• GOAL:
Collect all lines containing the word "this" from the data.

[Records]
┄┄┄┄┄┄┄┄┄┄┄┄┄┄┄┄┄┄┄┄

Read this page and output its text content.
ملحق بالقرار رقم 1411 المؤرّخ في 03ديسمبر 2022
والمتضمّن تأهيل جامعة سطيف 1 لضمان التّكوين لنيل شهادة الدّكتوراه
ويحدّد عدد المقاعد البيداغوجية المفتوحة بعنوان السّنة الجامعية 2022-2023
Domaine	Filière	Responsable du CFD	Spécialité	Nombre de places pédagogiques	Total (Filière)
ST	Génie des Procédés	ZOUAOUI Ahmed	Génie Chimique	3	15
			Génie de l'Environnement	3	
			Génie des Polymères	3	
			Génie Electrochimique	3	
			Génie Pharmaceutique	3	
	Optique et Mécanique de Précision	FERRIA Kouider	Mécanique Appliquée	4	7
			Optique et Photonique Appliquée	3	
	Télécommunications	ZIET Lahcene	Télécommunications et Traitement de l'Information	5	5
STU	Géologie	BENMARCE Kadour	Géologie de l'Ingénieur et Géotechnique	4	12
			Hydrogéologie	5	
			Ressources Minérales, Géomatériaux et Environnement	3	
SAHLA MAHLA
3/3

┄┄┄┄┄┄┄┄┄┄┄┄┄┄┄┄┄┄┄┄

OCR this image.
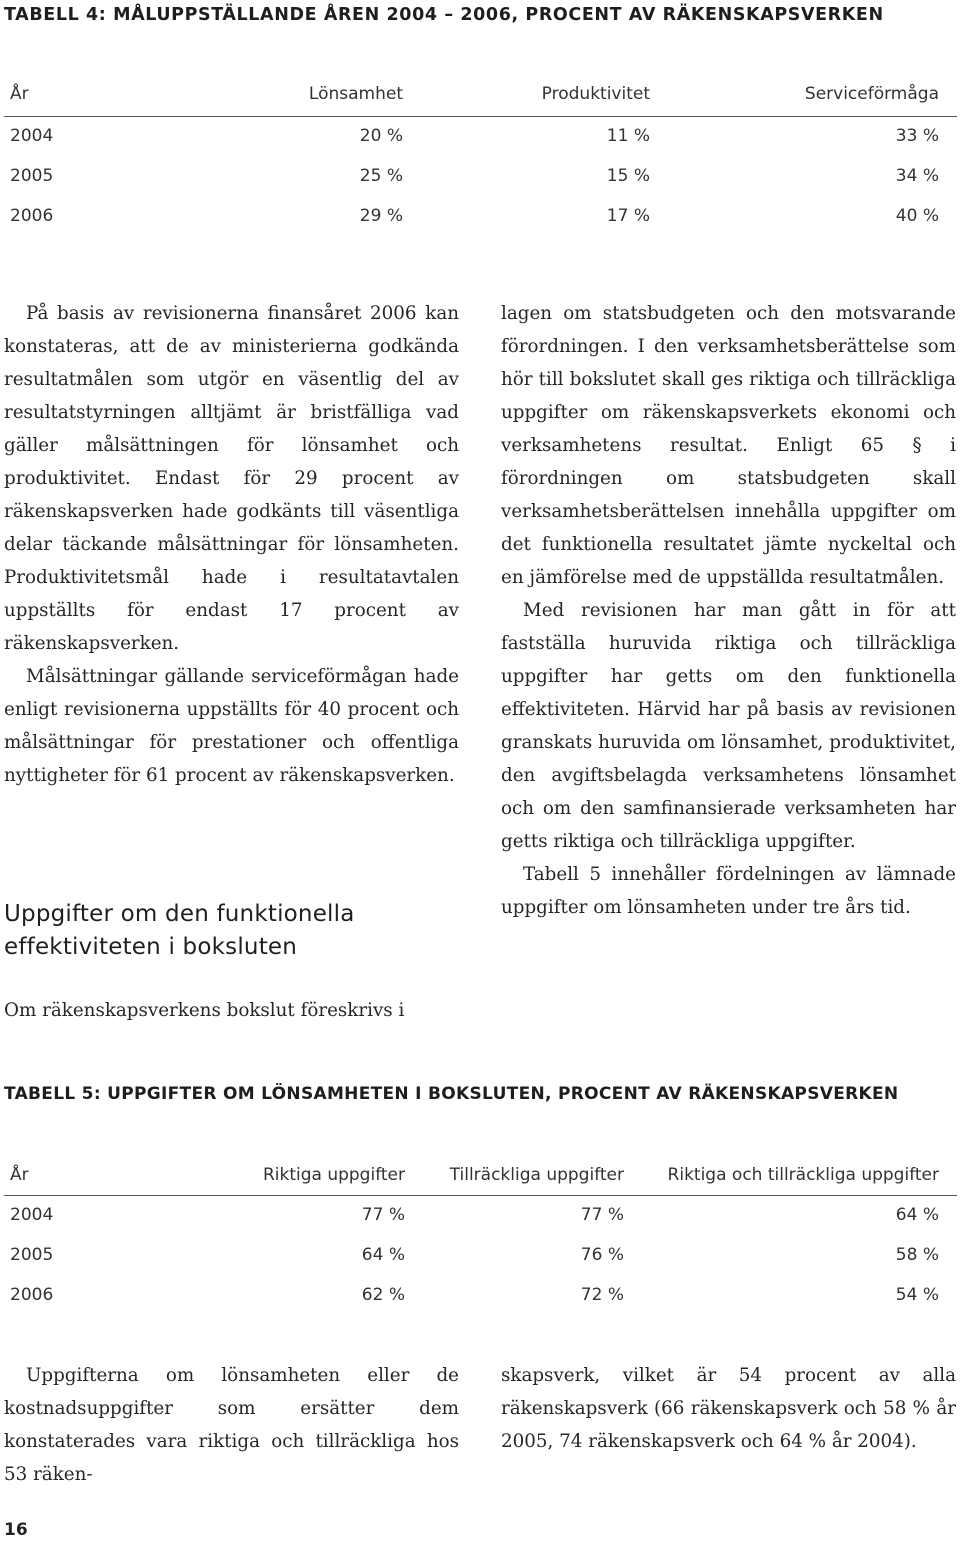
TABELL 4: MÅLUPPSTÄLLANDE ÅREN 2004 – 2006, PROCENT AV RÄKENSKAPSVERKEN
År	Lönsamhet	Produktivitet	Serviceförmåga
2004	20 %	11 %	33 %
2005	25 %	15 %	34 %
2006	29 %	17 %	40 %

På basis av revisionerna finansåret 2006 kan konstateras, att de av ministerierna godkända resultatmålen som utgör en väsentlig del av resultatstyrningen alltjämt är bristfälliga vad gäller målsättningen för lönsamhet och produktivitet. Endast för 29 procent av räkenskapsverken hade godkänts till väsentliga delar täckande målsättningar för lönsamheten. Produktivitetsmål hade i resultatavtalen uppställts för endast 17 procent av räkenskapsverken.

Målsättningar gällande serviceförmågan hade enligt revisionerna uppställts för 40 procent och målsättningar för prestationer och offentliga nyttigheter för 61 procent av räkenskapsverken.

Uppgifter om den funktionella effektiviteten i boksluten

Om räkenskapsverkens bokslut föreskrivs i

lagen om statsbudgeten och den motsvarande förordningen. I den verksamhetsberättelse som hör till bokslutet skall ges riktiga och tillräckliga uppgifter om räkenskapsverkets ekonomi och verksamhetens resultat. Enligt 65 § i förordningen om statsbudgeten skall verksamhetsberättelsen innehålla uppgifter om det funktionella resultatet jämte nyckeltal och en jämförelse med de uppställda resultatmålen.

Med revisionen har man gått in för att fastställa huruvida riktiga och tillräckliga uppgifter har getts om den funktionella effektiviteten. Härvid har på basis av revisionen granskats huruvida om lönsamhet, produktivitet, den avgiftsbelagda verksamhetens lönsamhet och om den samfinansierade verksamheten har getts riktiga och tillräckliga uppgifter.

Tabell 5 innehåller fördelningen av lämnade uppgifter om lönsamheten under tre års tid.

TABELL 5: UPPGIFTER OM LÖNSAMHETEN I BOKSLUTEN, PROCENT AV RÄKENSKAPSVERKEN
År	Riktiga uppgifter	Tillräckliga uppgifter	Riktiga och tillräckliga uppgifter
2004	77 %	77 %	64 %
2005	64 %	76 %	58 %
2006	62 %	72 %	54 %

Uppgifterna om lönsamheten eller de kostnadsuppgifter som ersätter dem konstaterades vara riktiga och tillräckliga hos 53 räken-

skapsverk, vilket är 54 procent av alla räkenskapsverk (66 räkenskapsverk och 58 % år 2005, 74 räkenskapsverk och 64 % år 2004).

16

┄┄┄┄┄┄┄┄┄┄┄┄┄┄┄┄┄┄┄┄

• TASK SOLUTION:
Read this page and output its text content.
OCR this image.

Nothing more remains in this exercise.